• [Stated task]:
From the entries that follow, extract each line holding the string "Lobar".
--- start Extracted material ---
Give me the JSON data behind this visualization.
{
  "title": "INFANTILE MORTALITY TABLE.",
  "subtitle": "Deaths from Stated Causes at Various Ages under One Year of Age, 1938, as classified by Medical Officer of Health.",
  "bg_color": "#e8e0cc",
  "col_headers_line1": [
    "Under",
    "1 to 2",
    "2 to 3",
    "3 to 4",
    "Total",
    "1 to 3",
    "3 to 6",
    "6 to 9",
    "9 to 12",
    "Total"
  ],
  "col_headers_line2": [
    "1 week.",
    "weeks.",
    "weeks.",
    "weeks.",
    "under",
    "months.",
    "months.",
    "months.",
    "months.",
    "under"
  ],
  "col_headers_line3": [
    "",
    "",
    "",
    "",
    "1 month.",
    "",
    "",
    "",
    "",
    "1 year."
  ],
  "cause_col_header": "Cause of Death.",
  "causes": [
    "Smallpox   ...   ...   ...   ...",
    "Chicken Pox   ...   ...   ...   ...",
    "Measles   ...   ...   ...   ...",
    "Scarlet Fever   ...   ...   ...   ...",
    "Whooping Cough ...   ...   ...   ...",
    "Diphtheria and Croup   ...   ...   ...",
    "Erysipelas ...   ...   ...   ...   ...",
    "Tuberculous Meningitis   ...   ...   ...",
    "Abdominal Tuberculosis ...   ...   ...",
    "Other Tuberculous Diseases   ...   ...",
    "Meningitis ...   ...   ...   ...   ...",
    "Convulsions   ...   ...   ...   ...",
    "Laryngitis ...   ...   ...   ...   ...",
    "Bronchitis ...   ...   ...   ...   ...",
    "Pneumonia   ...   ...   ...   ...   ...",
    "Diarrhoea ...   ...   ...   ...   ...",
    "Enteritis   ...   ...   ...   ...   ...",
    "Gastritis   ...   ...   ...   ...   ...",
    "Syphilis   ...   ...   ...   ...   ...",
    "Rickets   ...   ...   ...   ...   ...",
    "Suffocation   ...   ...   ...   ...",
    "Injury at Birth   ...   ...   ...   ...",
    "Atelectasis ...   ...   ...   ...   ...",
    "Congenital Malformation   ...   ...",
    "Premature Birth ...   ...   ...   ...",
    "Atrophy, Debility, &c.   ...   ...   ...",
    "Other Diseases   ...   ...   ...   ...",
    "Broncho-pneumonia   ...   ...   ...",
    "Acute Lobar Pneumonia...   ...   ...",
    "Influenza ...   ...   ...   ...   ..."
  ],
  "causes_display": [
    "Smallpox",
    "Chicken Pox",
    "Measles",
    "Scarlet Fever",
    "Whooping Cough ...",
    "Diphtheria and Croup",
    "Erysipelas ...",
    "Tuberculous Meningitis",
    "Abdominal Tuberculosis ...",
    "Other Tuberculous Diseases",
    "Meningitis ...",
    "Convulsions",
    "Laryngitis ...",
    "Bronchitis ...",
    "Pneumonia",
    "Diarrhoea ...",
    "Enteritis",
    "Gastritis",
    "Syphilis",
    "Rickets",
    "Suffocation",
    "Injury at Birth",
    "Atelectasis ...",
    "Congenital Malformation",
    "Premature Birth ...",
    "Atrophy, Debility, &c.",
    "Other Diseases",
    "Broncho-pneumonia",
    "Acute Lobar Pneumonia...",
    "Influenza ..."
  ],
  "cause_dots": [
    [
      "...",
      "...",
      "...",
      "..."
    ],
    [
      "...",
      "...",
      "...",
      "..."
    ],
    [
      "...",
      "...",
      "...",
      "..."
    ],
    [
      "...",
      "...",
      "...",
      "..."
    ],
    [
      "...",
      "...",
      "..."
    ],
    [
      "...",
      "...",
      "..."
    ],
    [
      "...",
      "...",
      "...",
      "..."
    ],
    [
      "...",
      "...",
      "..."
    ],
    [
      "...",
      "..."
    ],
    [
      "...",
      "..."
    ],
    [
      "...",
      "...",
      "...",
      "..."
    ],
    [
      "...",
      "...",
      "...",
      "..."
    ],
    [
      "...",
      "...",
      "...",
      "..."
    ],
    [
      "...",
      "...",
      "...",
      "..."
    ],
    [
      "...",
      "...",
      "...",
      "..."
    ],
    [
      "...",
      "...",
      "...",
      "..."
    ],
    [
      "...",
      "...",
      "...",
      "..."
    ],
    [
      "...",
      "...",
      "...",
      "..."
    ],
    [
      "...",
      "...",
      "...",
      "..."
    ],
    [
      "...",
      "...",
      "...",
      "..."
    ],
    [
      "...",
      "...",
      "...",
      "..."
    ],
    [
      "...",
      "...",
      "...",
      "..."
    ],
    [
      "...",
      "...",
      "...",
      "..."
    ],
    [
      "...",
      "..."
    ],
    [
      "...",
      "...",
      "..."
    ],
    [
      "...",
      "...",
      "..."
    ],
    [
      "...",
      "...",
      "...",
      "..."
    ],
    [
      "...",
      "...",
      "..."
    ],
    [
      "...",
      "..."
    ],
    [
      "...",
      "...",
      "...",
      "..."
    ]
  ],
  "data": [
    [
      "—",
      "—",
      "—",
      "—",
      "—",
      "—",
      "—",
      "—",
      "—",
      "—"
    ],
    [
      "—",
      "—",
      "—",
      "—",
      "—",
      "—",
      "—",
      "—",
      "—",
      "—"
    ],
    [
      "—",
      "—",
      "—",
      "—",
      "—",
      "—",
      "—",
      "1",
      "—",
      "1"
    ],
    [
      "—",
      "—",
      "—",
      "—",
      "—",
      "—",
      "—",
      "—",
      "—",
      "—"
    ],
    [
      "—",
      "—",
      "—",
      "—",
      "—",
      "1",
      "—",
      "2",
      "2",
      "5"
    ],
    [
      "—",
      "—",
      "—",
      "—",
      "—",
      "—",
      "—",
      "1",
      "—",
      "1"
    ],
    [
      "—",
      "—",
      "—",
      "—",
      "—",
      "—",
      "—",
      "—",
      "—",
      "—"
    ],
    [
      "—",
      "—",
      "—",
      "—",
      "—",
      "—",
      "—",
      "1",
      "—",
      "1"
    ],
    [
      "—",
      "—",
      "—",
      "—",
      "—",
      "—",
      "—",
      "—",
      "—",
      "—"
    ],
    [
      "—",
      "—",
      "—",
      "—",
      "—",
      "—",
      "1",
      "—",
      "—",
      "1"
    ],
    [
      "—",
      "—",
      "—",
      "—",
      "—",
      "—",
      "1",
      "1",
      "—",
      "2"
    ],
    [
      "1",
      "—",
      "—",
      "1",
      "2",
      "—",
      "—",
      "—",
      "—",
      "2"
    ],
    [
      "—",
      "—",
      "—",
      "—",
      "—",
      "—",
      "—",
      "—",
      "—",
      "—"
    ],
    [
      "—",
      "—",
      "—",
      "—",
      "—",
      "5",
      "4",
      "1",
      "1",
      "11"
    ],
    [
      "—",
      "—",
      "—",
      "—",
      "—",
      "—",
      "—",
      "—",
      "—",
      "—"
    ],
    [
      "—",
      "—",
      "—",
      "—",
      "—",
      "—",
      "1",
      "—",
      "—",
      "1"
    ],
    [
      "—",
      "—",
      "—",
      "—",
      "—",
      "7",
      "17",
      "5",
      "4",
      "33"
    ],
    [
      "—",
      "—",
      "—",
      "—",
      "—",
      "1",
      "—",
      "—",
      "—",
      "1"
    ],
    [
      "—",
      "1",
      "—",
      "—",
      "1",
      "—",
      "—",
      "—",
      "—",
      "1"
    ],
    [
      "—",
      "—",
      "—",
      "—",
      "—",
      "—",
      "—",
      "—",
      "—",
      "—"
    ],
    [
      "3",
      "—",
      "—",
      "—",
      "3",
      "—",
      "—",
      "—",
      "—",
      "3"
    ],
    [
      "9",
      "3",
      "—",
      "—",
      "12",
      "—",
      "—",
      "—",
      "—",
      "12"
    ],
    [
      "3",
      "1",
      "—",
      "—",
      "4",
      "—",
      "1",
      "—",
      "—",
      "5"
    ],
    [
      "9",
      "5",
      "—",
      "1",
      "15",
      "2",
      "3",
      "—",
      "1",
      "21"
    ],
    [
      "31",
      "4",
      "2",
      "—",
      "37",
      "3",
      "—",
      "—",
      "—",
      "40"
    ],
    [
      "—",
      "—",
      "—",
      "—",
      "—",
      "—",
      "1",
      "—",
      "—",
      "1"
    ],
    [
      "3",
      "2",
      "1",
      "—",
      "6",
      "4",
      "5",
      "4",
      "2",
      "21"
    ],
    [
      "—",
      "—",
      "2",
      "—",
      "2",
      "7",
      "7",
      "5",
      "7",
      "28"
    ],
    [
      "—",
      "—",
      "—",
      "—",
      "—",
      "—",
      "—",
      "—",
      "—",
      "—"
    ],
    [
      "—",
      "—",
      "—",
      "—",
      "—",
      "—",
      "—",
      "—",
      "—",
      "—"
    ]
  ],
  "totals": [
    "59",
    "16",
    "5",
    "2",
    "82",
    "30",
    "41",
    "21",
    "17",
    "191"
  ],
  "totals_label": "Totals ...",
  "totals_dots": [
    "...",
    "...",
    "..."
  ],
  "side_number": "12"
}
--- end Extracted material ---
• [Written response]:
    "Acute Lobar Pneumonia...   ...   ...",
    "Acute Lobar Pneumonia...",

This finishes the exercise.